• 問題と課題:
• A. ウクライナ侵攻2年を論じた社説について、次の問いに答えよ。
(i) 社説の日付の時点で、ロシアによるウクライナ侵攻が始まってから何年となるか。
(ii) ウクライナの国外避難者は何人以上に上るとされているか。
(iii) 米国紙が昨夏伝えた、ウクライナとロシアの死傷兵の合計は何人か。
• B. ウクライナ侵攻2年を論じた社説の内容に、次の各文が合うかどうかを「はい」か「いいえ」で答えよ。判断の根拠となる社説の語句をそのまま引用すること。
(i) 社説は、戦況が膠着状態にあると述べている。
(ii) ウクライナとロシアの死傷兵の数は公式に発表されている。
(iii) 社説は、戦争の終わりへの道筋が見えていると述べている。
• C. ウクライナ侵攻2年を論じた社説の続きを、最後の文の後から書き継げ。

----- 本文抜粋 -----

社説:暴挙2年と世界 「わが事」と結束して停戦探れ

 ロシアによるウクライナ侵攻が始まってから、きょうで2年となる。戦況は膠着(こうちゃく)状態で、終わりへの道筋は見えない。

 いまも前線では激しい攻防や都市への無差別攻撃で、犠牲者が増え続けている。

 ウクライナの民間人死者は1万2千人を超え、国外避難者は600万人以上に上る。公式発表はないが、米国紙は昨夏、ウクライナとロシアの死傷兵は計50万人にのぼると伝えた。

 これ以上の犠牲者を出すことを許してはならない。ロシアは非道な侵略をただちに止めるべきだ。国際社会は改めて結束を強めねばならない。

----- 演習データ -----

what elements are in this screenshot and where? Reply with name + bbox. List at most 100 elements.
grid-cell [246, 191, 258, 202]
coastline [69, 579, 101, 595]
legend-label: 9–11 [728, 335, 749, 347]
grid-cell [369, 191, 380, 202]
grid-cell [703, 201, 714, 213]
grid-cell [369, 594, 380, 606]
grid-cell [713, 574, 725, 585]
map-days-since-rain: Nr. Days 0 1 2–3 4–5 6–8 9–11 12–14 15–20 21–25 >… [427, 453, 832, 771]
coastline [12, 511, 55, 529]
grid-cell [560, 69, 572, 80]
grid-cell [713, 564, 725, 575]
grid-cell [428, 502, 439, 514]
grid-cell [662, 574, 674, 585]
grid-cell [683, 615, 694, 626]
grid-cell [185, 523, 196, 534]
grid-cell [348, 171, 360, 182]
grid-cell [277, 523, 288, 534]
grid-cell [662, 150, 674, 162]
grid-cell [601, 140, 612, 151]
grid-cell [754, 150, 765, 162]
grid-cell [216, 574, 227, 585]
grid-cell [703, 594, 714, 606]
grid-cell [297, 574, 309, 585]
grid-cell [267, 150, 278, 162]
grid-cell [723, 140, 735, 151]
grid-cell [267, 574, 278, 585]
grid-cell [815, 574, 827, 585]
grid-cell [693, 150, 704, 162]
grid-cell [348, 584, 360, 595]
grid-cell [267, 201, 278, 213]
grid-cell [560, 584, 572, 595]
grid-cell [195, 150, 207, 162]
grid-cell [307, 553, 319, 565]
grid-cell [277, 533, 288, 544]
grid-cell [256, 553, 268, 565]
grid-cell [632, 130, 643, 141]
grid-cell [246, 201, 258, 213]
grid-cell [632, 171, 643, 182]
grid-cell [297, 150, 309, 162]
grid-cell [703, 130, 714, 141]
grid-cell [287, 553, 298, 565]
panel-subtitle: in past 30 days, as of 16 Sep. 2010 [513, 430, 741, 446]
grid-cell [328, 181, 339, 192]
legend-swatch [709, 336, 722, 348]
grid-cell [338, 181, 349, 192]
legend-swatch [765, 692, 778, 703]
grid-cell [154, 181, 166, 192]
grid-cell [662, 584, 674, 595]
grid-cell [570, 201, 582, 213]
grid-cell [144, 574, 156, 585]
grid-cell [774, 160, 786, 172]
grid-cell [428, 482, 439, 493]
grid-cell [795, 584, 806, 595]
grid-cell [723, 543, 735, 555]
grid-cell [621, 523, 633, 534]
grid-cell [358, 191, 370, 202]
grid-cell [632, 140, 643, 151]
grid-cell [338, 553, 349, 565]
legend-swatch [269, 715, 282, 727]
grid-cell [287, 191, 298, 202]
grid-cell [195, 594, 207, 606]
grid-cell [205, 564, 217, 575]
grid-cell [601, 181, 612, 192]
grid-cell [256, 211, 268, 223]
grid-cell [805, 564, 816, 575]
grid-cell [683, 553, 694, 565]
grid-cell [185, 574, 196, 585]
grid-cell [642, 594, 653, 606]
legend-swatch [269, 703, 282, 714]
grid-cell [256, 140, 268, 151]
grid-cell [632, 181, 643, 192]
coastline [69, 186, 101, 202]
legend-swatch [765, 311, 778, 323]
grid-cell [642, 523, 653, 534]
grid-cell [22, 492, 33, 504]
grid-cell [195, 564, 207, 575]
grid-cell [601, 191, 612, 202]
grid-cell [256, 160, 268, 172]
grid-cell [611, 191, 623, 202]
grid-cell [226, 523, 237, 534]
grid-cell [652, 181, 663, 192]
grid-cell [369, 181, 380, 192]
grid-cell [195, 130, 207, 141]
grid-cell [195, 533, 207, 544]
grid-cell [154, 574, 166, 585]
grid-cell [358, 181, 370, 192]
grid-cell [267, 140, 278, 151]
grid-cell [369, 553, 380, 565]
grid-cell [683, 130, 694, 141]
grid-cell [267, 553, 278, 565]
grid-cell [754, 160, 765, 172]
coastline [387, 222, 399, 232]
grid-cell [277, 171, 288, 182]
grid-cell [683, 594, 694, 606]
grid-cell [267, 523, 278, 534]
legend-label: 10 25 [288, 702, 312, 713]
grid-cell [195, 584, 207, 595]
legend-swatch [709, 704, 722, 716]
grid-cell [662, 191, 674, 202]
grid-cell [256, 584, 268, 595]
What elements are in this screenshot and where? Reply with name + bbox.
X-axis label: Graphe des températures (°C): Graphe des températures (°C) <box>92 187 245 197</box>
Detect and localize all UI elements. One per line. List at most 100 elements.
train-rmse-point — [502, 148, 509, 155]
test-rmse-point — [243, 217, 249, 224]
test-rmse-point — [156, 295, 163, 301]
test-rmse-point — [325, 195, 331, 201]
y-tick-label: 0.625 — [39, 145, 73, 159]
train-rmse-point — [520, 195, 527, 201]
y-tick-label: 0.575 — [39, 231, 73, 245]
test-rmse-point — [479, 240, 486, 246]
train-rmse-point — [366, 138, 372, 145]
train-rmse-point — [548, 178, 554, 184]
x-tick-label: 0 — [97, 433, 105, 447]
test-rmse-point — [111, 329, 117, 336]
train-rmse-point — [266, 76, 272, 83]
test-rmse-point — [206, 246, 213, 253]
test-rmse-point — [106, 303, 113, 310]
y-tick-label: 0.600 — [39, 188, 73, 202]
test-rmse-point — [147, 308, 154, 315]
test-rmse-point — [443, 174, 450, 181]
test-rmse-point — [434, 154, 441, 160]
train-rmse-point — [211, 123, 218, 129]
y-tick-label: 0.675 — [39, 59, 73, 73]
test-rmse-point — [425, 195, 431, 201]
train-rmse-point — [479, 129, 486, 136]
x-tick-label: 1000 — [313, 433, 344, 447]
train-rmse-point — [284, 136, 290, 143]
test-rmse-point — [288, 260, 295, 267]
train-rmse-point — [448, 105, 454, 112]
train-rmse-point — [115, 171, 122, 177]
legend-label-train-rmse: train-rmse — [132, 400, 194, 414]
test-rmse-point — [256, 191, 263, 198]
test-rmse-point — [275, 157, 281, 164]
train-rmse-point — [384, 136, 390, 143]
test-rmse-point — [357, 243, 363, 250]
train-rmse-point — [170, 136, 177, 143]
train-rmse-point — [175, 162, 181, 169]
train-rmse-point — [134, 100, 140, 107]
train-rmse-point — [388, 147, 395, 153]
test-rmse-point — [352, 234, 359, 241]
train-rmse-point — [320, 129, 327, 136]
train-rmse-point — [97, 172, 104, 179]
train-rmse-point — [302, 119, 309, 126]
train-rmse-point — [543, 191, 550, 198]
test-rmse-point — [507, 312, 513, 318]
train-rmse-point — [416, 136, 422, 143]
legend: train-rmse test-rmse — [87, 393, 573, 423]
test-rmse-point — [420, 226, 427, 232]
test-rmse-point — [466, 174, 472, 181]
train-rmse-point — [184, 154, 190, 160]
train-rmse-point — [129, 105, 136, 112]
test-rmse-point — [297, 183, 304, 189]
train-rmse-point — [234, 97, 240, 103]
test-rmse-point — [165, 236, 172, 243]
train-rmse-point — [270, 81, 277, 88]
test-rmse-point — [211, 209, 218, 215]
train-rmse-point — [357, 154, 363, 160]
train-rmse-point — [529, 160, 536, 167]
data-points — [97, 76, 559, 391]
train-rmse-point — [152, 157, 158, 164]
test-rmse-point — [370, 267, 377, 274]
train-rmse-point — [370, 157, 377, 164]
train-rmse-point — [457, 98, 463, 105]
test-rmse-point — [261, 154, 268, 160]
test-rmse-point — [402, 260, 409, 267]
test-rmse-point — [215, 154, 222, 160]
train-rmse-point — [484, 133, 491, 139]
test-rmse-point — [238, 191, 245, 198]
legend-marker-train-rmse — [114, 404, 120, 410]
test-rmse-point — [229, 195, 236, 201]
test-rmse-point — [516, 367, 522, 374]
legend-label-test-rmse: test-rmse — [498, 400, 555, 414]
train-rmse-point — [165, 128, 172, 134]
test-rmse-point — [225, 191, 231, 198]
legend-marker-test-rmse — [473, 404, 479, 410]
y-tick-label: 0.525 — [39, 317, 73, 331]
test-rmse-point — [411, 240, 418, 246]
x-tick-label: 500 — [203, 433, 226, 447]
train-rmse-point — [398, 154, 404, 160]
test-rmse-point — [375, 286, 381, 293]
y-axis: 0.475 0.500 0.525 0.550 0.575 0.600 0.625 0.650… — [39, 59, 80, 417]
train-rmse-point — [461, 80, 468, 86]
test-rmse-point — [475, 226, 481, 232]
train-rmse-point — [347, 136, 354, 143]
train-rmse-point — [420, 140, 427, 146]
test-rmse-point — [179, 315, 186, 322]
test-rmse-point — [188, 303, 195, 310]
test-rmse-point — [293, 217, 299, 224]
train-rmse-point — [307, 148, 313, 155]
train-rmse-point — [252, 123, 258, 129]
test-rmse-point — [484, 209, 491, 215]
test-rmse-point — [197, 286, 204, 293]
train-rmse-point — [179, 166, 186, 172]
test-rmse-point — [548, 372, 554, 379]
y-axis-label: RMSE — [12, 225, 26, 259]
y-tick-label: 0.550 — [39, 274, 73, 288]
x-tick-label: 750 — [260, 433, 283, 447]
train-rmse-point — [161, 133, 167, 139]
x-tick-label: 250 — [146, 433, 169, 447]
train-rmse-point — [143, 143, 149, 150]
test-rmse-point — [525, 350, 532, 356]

-----

• 設問別の解答:
• A.
(i) 2年である。
(ii) 600万人以上である。
(iii) 計50万人である。

• B.
(i) はい。「戦況は膠着(こうちゃく)状態で」
(ii) いいえ。「公式発表はないが」
(iii) いいえ。「終わりへの道筋は見えない」

• C.
 ウクライナは昨年6月に大規模な反転攻勢に乗り出したが、思うような成果を得られていない。兵員や武器が不足し、守勢を強いられている。

 ゼレンスキー大統領は、意見対立があったとされる軍総司令官を解任した。求心力の低下は否めないとみられる。

 ロシアはウクライナ領土の東南部約2割を占領したままだ。昨秋から東部最前線のドネツク州アブデーフカへで攻勢をかけ制圧したと発表した。西部への攻勢も強めるようだ。

 ウクライナ苦戦の要因に、米欧の「支援疲れ」がある。

 米議会ではウクライナへの軍事支援約600億ドル(約9兆円)を盛り込んだ緊急予算案が、共和党の反対で成立が見通せない。11月に大統領選を控え、同党のトランプ前大統領が多額を費やすウクライナ支援に批判を強めている影響は大きい。

 ウクライナは英国など3国とそれぞれ10年間の支援を盛り込んだ安全保障協力を締結したが、どこまで安定した支援を継続できるかが問われよう。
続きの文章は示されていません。